**AIM 1:**
In the Spark streaming thread, reproduce word for word the passage between "I have long" and "for 7 days.", inclusive.
**AIM 2:**
According to the reply in the Spark streaming thread, when does a job move from RUNNING to ACCEPTED?

───── TEXT PROVIDED ─────

Spark streaming job changing status to ACCEPTED from RUNNING after few days - apache-spark

I have long running spark streaming job which reads from kafka. This job is started once and expected to run forever.
Cluster is kerberized.
What I have observed is that job runs fine for few days (more than 7 days). At the start of job we can see that it acquires HDFS delegation token which is valid for 7 days.
18/06/17 12:32:11 INFO hdfs.DFSClient: Created token for user: HDFS_DELEGATION_TOKEN owner=user#domain, renewer=yarn, realUser=, issueDate=1529213531903, maxDate=1529818331903, sequenceNumber=915336, masterKeyId=385 on ha-hdfs:cluster
Job keeps running for more than 7 days, but after that period(few days after maxDate) it randomly and suddenly changes status to ACCEPTED. After this it tries to acquire new kerberos ticket and fails giving error for kerberos -
18/06/26 01:17:40 INFO yarn.Client: Application report for application_xxxx_80353 (state: RUNNING)
18/06/26 01:17:41 INFO yarn.Client: Application report for application_xxxx_80353 (state: RUNNING)
18/06/26 01:17:42 INFO yarn.Client: Application report for application_xxxx_80353 (state: ACCEPTED)
18/06/26 01:17:42 INFO yarn.Client:
client token: Token { kind: YARN_CLIENT_TOKEN, service:}
Final exception -
18/06/26 01:17:45 WARN security.UserGroupInformation: PriviledgedActionException as:user#domain
(auth:KERBEROS) cause:javax.security.sasl.SaslException: GSS initiate
failed [Caused by GSSException: No valid credentials provided
(Mechanism level: Failed to find any Kerberos tgt)]
Note - I already tried passing keytab file so that delegation could be done forever. But I am not able to pass keytab file to spark as its conflicting with kafka jaas.conf.
So there are 3 related questions -
Why job could change status from RUNNING to ACCEPTED?
Is the issue happening as I am not able to pass keytab? If yes, how to pass keytab when using kafka and spark-streaming over kerberos?
-keytab does not work as we are passing keytab with --files. keytab is already configured in jaas.conf and distributed with --files param in spark-submit. Any other way job can acquire new ticket?
When job again tries to go to RUNNING state, YARN is rejecting it as it does not have valid KRB ticket. Will it help if we ensure that driver node always has valid KRB ticket? So that when this happens it would be like submitting new spark job; as that node has valid KRB ticket and it will not give kerberos error.

Why job could change status from RUNNING to ACCEPTED?
A job will transition from RUNNING to ACCEPTED if the application failed and you still have available tries on your AM retries.
Is the issue happening as I am not able to pass keytab? If yes, how to pass keytab when using kafka and spark-streaming over kerberos? -keytab does not work as we are passing keytab with --files. keytab is already configured in jaas.conf and distributed with --files param in spark-submit. Any other way job can acquire new ticket?

───── RECORD SET ─────

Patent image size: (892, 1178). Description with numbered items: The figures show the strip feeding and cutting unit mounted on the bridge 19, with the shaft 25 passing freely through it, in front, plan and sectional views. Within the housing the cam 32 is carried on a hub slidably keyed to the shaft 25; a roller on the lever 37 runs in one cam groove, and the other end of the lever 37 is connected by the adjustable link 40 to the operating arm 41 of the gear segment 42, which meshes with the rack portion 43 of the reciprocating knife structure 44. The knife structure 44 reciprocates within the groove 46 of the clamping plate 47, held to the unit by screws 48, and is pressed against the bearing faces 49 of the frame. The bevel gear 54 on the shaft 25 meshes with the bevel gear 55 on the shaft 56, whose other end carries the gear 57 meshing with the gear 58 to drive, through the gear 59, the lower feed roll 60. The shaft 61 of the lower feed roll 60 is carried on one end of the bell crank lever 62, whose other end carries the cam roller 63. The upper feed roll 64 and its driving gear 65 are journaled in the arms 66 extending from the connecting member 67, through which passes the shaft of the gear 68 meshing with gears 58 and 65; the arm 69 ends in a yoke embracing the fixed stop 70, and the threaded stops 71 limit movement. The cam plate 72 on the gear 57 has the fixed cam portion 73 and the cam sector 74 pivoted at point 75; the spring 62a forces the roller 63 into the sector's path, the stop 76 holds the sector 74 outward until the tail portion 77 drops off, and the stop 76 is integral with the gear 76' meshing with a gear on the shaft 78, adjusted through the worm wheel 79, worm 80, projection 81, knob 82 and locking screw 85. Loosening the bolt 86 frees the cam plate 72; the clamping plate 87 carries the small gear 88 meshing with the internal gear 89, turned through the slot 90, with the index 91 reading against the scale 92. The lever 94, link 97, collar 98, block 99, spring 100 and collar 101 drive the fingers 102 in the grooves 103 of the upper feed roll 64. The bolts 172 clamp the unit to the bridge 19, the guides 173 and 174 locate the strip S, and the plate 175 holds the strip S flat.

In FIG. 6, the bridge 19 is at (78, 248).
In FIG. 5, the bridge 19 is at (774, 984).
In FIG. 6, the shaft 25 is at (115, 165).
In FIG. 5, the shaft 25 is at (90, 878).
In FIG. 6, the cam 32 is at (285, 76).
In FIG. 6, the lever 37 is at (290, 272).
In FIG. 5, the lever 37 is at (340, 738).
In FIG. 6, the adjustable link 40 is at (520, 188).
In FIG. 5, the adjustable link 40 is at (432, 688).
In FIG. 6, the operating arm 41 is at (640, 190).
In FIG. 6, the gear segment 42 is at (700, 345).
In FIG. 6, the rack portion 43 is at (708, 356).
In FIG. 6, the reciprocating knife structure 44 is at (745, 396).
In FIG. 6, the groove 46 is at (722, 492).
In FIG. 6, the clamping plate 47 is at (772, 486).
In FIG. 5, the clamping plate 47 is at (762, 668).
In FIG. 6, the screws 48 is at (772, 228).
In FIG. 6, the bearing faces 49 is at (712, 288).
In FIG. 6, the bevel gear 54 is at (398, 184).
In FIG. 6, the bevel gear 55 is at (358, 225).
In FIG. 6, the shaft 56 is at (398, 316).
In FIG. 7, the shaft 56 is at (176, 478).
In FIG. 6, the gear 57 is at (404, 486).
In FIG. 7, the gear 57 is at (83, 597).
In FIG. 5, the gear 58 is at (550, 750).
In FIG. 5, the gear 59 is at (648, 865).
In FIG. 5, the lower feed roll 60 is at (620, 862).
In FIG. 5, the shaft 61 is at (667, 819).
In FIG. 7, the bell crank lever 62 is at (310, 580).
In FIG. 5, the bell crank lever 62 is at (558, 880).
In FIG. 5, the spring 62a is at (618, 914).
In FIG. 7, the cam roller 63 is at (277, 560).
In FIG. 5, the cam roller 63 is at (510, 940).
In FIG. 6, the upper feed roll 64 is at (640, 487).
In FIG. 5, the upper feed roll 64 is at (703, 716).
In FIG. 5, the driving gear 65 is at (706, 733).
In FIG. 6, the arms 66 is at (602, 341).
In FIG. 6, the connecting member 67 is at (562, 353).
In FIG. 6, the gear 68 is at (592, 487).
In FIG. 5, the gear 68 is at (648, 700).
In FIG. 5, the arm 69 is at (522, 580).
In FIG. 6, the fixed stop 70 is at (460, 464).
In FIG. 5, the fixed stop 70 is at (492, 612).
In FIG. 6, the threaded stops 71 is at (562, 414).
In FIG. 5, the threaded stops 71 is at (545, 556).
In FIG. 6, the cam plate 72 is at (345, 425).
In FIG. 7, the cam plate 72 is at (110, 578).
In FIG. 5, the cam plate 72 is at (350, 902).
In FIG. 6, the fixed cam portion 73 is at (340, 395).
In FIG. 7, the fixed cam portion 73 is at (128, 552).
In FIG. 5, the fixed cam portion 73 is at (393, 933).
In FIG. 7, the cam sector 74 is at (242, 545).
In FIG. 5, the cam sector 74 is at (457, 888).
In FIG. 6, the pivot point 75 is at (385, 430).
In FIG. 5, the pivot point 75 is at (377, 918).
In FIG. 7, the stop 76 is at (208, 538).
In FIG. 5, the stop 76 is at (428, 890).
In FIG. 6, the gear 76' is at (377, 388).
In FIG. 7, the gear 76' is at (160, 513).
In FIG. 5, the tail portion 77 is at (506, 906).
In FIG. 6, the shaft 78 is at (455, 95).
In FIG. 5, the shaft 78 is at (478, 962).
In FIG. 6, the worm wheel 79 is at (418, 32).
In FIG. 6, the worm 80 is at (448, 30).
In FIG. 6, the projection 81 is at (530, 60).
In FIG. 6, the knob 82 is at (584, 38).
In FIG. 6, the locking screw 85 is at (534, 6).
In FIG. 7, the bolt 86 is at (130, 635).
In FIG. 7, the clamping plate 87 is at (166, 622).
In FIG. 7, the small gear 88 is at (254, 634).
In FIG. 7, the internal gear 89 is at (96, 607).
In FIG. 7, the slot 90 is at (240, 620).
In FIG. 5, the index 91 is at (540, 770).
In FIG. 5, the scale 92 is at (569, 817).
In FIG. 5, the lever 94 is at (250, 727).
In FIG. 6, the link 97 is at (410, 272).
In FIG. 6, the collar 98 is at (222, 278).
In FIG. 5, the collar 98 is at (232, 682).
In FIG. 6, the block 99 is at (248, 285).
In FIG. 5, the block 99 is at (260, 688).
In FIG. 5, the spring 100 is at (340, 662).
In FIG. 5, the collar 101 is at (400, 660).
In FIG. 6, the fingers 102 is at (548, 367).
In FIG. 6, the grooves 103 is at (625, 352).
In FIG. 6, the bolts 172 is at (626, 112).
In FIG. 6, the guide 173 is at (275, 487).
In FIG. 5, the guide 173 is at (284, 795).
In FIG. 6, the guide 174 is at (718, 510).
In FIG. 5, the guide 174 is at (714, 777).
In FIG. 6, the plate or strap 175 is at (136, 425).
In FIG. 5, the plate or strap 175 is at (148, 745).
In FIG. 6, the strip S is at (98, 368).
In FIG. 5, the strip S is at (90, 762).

─────

**WRITTEN RESPONSE 1:**
I have long running spark streaming job which reads from kafka. This job is started once and expected to run forever.
Cluster is kerberized.
What I have observed is that job runs fine for few days (more than 7 days). At the start of job we can see that it acquires HDFS delegation token which is valid for 7 days.

**WRITTEN RESPONSE 2:**
A job moves from RUNNING to ACCEPTED when the application has failed and there are still tries left on the AM retries.